WORK REQUIRED: Extract every line below that contains the word "JSON".

───── DATA EXCERPTS

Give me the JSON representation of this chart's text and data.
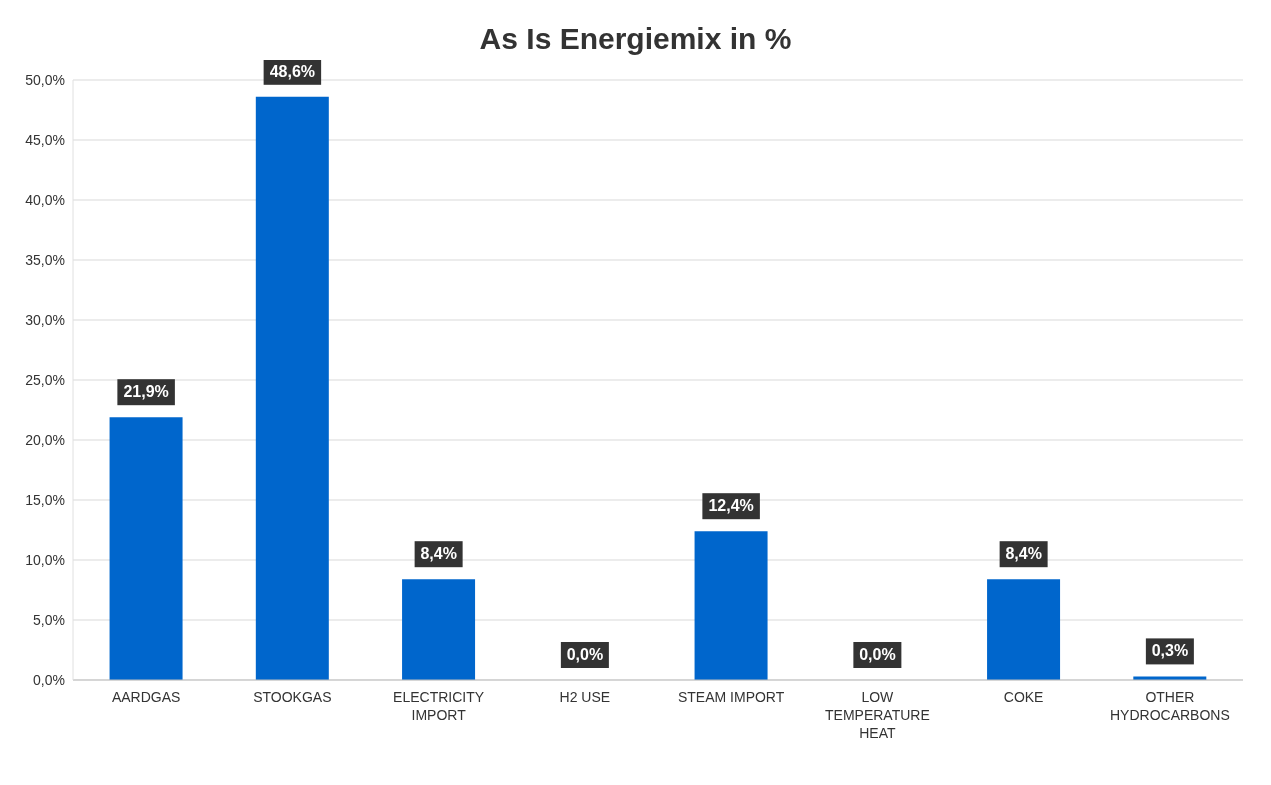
{
  "chart_data": {
    "type": "bar",
    "title": "As Is Energiemix in %",
    "categories": [
      "AARDGAS",
      "STOOKGAS",
      "ELECTRICITY IMPORT",
      "H2 USE",
      "STEAM IMPORT",
      "LOW TEMPERATURE HEAT",
      "COKE",
      "OTHER HYDROCARBONS"
    ],
    "values": [
      21.9,
      48.6,
      8.4,
      0.0,
      12.4,
      0.0,
      8.4,
      0.3
    ],
    "value_labels": [
      "21,9%",
      "48,6%",
      "8,4%",
      "0,0%",
      "12,4%",
      "0,0%",
      "8,4%",
      "0,3%"
    ],
    "color": "#0066cc",
    "ylim": [
      0,
      50
    ],
    "yticks": [
      {
        "value": 0,
        "label": "0,0%"
      },
      {
        "value": 5,
        "label": "5,0%"
      },
      {
        "value": 10,
        "label": "10,0%"
      },
      {
        "value": 15,
        "label": "15,0%"
      },
      {
        "value": 20,
        "label": "20,0%"
      },
      {
        "value": 25,
        "label": "25,0%"
      },
      {
        "value": 30,
        "label": "30,0%"
      },
      {
        "value": 35,
        "label": "35,0%"
      },
      {
        "value": 40,
        "label": "40,0%"
      },
      {
        "value": 45,
        "label": "45,0%"
      },
      {
        "value": 50,
        "label": "50,0%"
      }
    ],
    "grid": "y"
  }
}
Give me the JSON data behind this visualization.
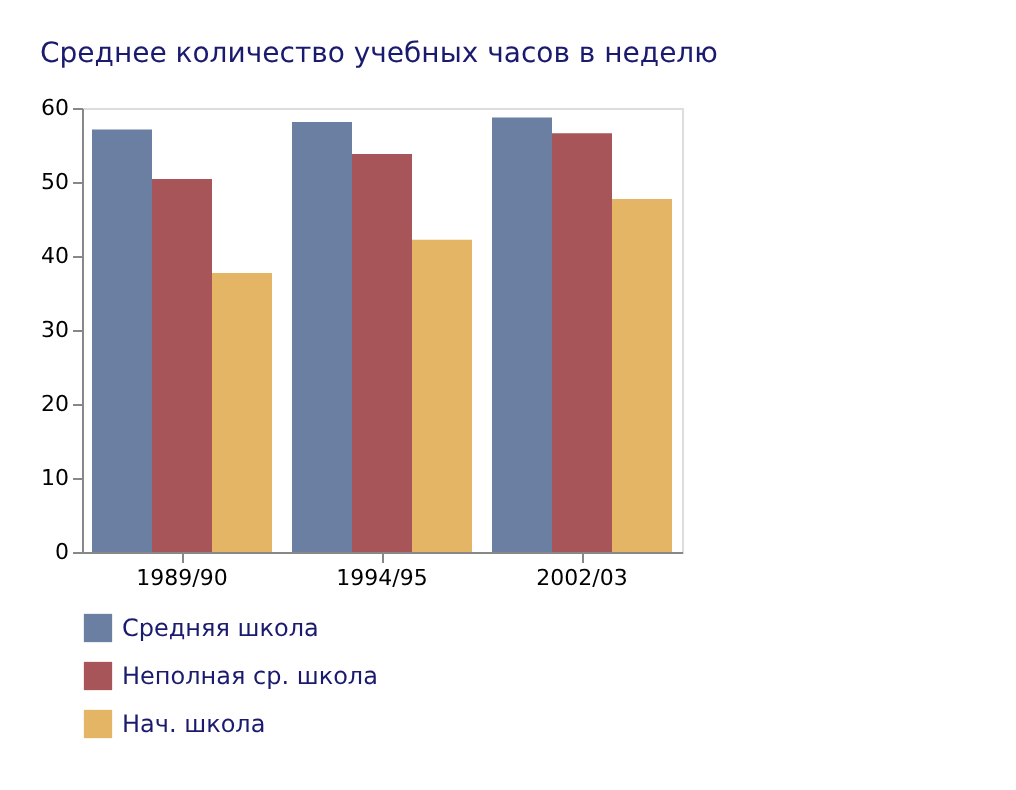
{
  "chart_data": {
    "type": "bar",
    "title": "Среднее количество учебных часов в неделю",
    "categories": [
      "1989/90",
      "1994/95",
      "2002/03"
    ],
    "series": [
      {
        "name": "Средняя школа",
        "color": "#6b7fa3",
        "values": [
          57.1,
          58.1,
          58.7
        ]
      },
      {
        "name": "Неполная ср. школа",
        "color": "#a8555a",
        "values": [
          50.4,
          53.8,
          56.6
        ]
      },
      {
        "name": "Нач. школа",
        "color": "#e3b564",
        "values": [
          37.7,
          42.2,
          47.7
        ]
      }
    ],
    "ylim": [
      0,
      60
    ],
    "yticks": [
      0,
      10,
      20,
      30,
      40,
      50,
      60
    ],
    "grid": false,
    "legend": "bottom"
  }
}
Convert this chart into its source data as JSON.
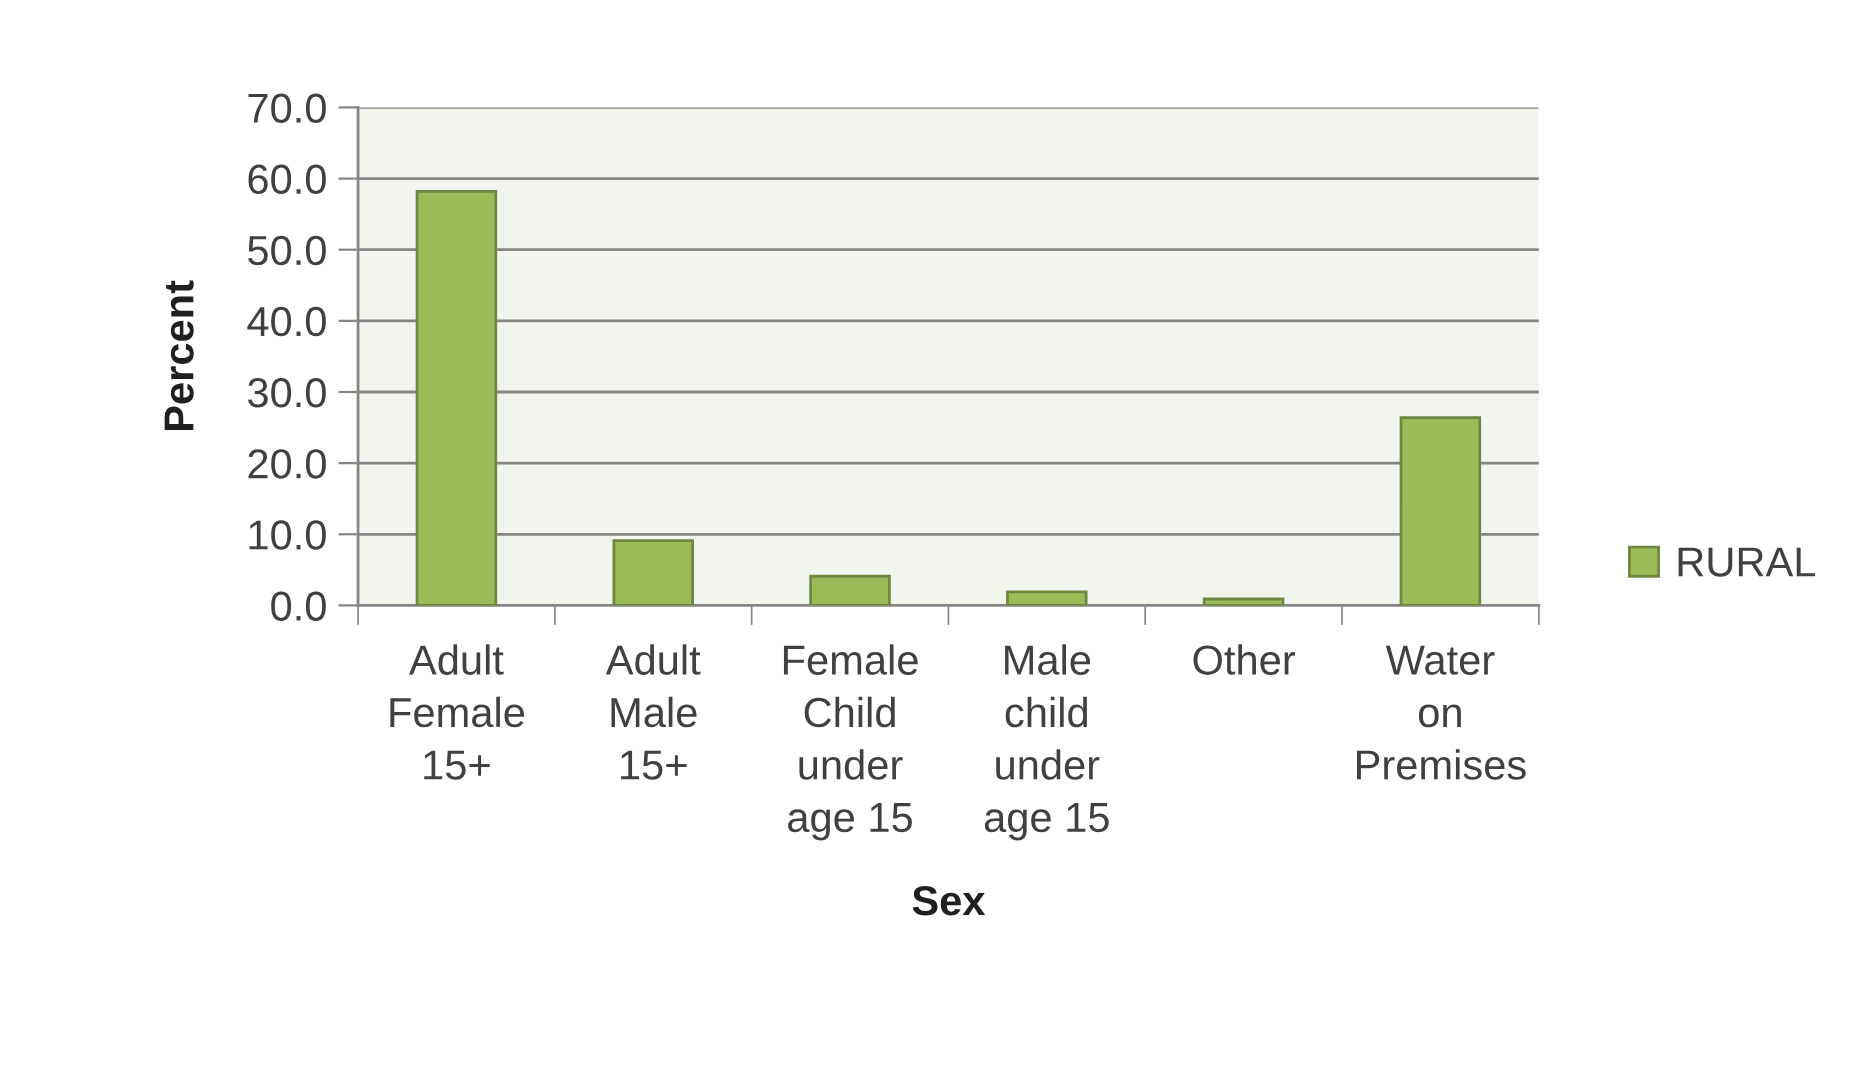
{
  "chart_data": {
    "type": "bar",
    "xlabel": "Sex",
    "ylabel": "Percent",
    "categories": [
      "Adult\nFemale\n15+",
      "Adult\nMale\n15+",
      "Female\nChild\nunder\nage 15",
      "Male\nchild\nunder\nage 15",
      "Other",
      "Water\non\nPremises"
    ],
    "series": [
      {
        "name": "RURAL",
        "color": "#9bbb59",
        "values": [
          58.2,
          9.1,
          4.1,
          1.9,
          0.9,
          26.4
        ]
      }
    ],
    "ylim": [
      0,
      70
    ],
    "yticks": [
      {
        "value": 0,
        "label": "0.0"
      },
      {
        "value": 10,
        "label": "10.0"
      },
      {
        "value": 20,
        "label": "20.0"
      },
      {
        "value": 30,
        "label": "30.0"
      },
      {
        "value": 40,
        "label": "40.0"
      },
      {
        "value": 50,
        "label": "50.0"
      },
      {
        "value": 60,
        "label": "60.0"
      },
      {
        "value": 70,
        "label": "70.0"
      }
    ],
    "grid": "y",
    "legend": "right"
  }
}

──────────

RESPONSE FOR THIS EXERCISE:
Give me the JSON representation of this chart's text and data.
Give me the JSON data behind this visualization.
Convert this chart into its source data as JSON.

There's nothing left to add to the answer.